- **To do**
Find each line with the string "color" and report it.

Entries from a visual dataset:
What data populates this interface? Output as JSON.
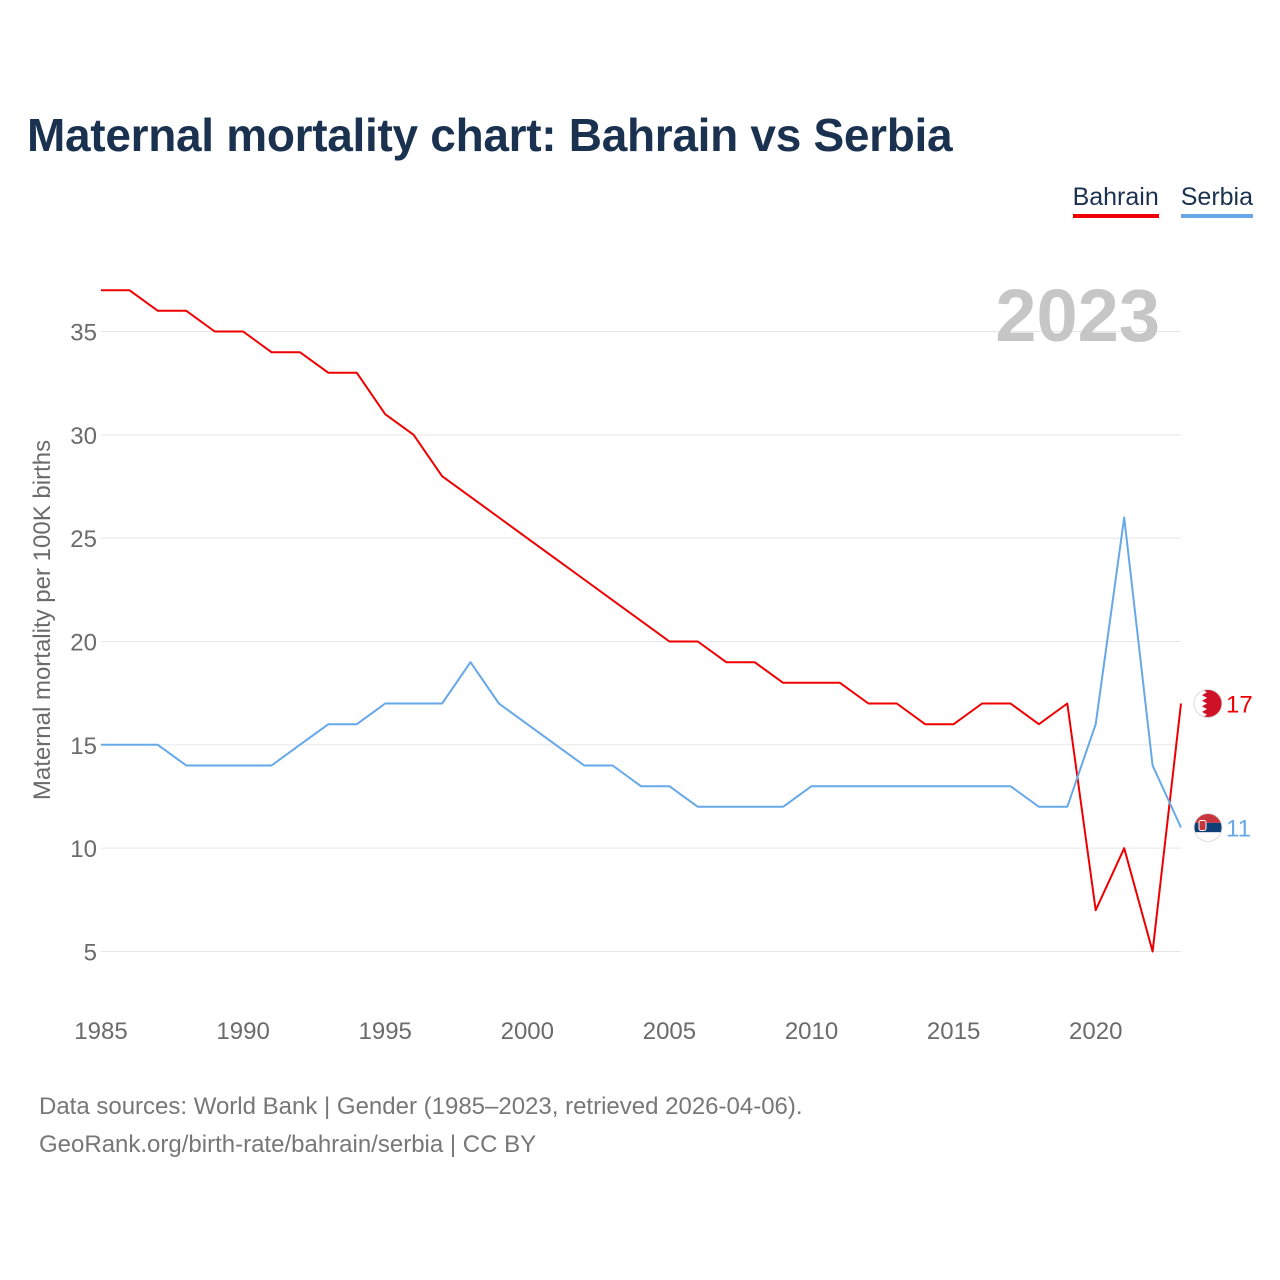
{
  "title": "Maternal mortality chart: Bahrain vs Serbia",
  "legend": [
    {
      "label": "Bahrain",
      "color": "#ee0000"
    },
    {
      "label": "Serbia",
      "color": "#66a8e8"
    }
  ],
  "year_watermark": "2023",
  "chart_data": {
    "type": "line",
    "title": "Maternal mortality chart: Bahrain vs Serbia",
    "xlabel": "",
    "ylabel": "Maternal mortality per 100K births",
    "xlim": [
      1985,
      2023
    ],
    "ylim": [
      2,
      38
    ],
    "xticks": [
      "1985",
      "1990",
      "1995",
      "2000",
      "2005",
      "2010",
      "2015",
      "2020"
    ],
    "yticks": [
      "5",
      "10",
      "15",
      "20",
      "25",
      "30",
      "35"
    ],
    "grid": true,
    "legend_position": "top-right",
    "x": [
      1985,
      1986,
      1987,
      1988,
      1989,
      1990,
      1991,
      1992,
      1993,
      1994,
      1995,
      1996,
      1997,
      1998,
      1999,
      2000,
      2001,
      2002,
      2003,
      2004,
      2005,
      2006,
      2007,
      2008,
      2009,
      2010,
      2011,
      2012,
      2013,
      2014,
      2015,
      2016,
      2017,
      2018,
      2019,
      2020,
      2021,
      2022,
      2023
    ],
    "series": [
      {
        "name": "Bahrain",
        "color": "#ee0000",
        "end_label": "17",
        "values": [
          37,
          37,
          36,
          36,
          35,
          35,
          34,
          34,
          33,
          33,
          31,
          30,
          28,
          27,
          26,
          25,
          24,
          23,
          22,
          21,
          20,
          20,
          19,
          19,
          18,
          18,
          18,
          17,
          17,
          16,
          16,
          17,
          17,
          16,
          17,
          7,
          10,
          5,
          17
        ]
      },
      {
        "name": "Serbia",
        "color": "#66a8e8",
        "end_label": "11",
        "values": [
          15,
          15,
          15,
          14,
          14,
          14,
          14,
          15,
          16,
          16,
          17,
          17,
          17,
          19,
          17,
          16,
          15,
          14,
          14,
          13,
          13,
          12,
          12,
          12,
          12,
          13,
          13,
          13,
          13,
          13,
          13,
          13,
          13,
          12,
          12,
          16,
          26,
          14,
          11
        ]
      }
    ]
  },
  "footer": {
    "source": "Data sources: World Bank | Gender (1985–2023, retrieved 2026-04-06).",
    "credit": "GeoRank.org/birth-rate/bahrain/serbia | CC BY"
  }
}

- **Output for this exercise**
      "color": "#ee0000"
      "color": "#66a8e8"
        "color": "#ee0000",
        "color": "#66a8e8",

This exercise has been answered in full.